──────── Quoted text

समोऽहं सर्वभूतेषु न मे द्वेष्योऽस्ति न प्रियः | ये भजन्ति तु मां भक्त्या मयि ते तेषु चाप्यहम् ||२९||

samo'haṃ sarva-bhūteṣu na me dveṣyo'sti na priyaḥ | ye bhajanti tu māṃ bhaktyā mayi te teṣu cāpy aham || 29 ||

I am the same toward all beings — none hateful nor dear to Me — but My devotees are in Me, and I am in them.

Word by word (3)
samaḥ ahaṃ sarva-bhūteṣu na me dveṣyaḥ asti na priyaḥ
— I am the same toward all beings — there is none hateful to Me, nor dear to Me · samaḥ = the same, equal (sama = equal, same, balanced — from √sam = to be equal; samaḥ ahaṃ = 'I am the same'). ahaṃ = I. sarva-bhūteṣu = toward all beings (sarva = all; bhūta = being; bhūteṣu = locative plural 'in/toward all beings'). na = not. me = of Me, to Me (genitive). dveṣyaḥ = one who is hated, one who is hateful (√dviṣ = to hate; dveṣya = hateable, an object of hatred; na me dveṣyaḥ asti = 'there is no one hateful to Me'). asti = is (third person singular — 'there is'). na priyaḥ = nor dear (priya = dear, beloved — from √prī = to love; na priyaḥ = 'nor dear' — no one is specially beloved either). V29's first half: samaḥ ahaṃ sarva-bhūteṣu — 'I am the same toward all beings.' This is sama-bhāva (equal regard) at the cosmic divine level: the divine has no favorites and no enemies. na me dveṣyaḥ = no being is hateful to Me; na priyaḥ = no being is specially dear/preferred. The divine's sama-bhāva is not indifference but the equal love of the sun: the sun shines equally on all — this is not because it doesn't care but because its nature is complete, non-discriminating love.

────────────────
──────── Listed records

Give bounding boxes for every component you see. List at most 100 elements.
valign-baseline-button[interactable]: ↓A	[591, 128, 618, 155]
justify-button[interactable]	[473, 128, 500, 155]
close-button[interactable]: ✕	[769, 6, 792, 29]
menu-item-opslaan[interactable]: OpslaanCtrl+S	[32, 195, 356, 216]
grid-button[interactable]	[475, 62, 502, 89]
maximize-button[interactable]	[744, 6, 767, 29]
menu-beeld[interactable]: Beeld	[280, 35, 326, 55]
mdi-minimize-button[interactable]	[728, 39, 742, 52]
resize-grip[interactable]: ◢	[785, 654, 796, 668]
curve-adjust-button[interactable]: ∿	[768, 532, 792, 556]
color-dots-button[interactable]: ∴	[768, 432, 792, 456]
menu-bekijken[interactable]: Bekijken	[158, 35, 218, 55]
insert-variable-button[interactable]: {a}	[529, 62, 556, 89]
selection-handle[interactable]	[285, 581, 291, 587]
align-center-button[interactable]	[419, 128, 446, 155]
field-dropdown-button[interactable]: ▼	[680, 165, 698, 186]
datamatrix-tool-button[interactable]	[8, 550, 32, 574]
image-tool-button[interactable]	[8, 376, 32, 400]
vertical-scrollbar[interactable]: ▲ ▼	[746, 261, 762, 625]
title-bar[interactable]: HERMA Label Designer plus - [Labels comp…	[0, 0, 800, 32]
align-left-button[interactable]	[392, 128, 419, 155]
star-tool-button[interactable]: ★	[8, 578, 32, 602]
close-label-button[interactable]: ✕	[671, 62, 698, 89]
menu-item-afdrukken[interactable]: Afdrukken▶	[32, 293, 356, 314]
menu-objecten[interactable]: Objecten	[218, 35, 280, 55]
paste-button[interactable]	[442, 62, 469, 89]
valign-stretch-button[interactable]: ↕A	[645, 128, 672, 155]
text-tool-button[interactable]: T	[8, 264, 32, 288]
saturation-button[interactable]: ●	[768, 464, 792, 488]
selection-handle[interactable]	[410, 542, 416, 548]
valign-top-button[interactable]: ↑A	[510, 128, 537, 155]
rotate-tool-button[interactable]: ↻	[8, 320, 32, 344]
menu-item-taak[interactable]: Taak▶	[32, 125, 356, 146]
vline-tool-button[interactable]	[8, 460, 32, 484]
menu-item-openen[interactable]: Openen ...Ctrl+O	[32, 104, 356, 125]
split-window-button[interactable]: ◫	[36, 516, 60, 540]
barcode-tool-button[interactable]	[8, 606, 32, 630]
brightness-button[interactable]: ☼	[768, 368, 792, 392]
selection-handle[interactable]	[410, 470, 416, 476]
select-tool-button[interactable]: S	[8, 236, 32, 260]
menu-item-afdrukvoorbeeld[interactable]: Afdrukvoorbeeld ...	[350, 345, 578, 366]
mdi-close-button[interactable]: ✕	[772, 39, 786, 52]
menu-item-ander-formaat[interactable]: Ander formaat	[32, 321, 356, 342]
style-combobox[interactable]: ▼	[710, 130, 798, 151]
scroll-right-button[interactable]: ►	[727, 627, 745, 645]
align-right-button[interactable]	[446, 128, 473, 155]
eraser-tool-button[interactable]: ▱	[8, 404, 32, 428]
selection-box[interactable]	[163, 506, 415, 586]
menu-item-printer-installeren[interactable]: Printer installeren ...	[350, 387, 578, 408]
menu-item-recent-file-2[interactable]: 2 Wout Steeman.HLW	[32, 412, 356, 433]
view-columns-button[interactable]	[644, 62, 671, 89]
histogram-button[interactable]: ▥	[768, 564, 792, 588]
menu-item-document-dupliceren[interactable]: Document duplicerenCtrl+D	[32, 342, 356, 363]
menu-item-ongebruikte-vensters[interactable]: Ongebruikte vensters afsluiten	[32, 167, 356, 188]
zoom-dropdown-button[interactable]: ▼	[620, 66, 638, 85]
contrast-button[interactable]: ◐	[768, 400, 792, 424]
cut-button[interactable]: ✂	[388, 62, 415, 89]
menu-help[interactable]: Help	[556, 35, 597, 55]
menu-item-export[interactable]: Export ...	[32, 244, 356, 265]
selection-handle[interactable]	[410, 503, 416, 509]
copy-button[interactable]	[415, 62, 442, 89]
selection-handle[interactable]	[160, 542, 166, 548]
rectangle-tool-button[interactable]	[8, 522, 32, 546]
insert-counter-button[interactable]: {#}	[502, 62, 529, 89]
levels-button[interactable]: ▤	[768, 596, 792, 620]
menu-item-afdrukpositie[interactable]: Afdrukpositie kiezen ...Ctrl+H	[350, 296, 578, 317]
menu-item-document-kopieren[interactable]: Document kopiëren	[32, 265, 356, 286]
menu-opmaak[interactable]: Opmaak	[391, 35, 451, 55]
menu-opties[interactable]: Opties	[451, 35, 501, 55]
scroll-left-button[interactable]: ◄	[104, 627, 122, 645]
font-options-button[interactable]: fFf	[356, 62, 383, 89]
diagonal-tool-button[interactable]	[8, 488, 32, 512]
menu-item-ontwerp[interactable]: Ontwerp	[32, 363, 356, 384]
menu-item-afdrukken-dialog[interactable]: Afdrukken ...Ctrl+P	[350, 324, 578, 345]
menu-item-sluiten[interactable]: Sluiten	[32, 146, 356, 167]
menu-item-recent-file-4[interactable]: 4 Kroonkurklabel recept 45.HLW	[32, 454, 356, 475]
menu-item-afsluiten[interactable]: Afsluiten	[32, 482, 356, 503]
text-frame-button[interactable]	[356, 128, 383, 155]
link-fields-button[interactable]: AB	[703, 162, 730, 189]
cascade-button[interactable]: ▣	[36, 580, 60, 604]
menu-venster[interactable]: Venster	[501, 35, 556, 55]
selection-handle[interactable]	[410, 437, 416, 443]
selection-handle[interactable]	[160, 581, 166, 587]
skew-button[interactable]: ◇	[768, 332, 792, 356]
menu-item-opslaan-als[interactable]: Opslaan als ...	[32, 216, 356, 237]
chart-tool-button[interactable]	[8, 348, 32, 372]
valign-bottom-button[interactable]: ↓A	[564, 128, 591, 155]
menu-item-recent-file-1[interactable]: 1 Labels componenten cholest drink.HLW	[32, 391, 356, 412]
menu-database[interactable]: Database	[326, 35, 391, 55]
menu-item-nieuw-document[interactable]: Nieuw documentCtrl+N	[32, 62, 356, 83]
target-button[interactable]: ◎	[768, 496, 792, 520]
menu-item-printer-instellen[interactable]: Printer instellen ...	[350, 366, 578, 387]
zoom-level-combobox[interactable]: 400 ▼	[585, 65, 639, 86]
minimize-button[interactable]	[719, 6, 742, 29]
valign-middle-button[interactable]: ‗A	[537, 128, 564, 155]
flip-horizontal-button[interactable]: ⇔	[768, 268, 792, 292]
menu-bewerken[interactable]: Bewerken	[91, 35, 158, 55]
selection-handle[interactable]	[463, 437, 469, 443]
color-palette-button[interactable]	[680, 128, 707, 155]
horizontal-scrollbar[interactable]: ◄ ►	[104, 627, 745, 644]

────────────────

- Task to complete:
Answer these from the verse text:
1. What number does the verse carry?
2. What does sarva-bhūteṣu mean?
3. Which root is priya said to come from, and what does that root mean?
The rows aren't needed here.

- The output:
1. 29
2. Toward all beings
3. √prī, meaning "to love"